-- TASK DESCRIPTION --
Transcribe all of the records precisely as they are presented.
+===+
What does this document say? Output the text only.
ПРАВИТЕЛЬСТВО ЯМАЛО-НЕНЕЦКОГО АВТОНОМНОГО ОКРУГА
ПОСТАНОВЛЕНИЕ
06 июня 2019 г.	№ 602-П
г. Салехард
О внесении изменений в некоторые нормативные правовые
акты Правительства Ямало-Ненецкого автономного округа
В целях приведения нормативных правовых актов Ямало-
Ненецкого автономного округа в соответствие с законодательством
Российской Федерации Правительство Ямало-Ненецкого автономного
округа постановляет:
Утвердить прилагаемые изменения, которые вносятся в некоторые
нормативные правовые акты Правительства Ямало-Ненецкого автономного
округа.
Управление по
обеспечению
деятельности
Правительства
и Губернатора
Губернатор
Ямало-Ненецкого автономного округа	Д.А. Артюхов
+===+
-- EXERCISE OUTPUT --
What does this document say? Output the text only.
ПРАВИТЕЛЬСТВО ЯМАЛО-НЕНЕЦКОГО АВТОНОМНОГО ОКРУГА
ПОСТАНОВЛЕНИЕ
06 июня 2019 г.	№ 602-П
г. Салехард
О внесении изменений в некоторые нормативные правовые
акты Правительства Ямало-Ненецкого автономного округа
В целях приведения нормативных правовых актов Ямало-
Ненецкого автономного округа в соответствие с законодательством
Российской Федерации Правительство Ямало-Ненецкого автономного
округа постановляет:
Утвердить прилагаемые изменения, которые вносятся в некоторые
нормативные правовые акты Правительства Ямало-Ненецкого автономного
округа.
Управление по
обеспечению
деятельности
Правительства
и Губернатора
Губернатор
Ямало-Ненецкого автономного округа	Д.А. Артюхов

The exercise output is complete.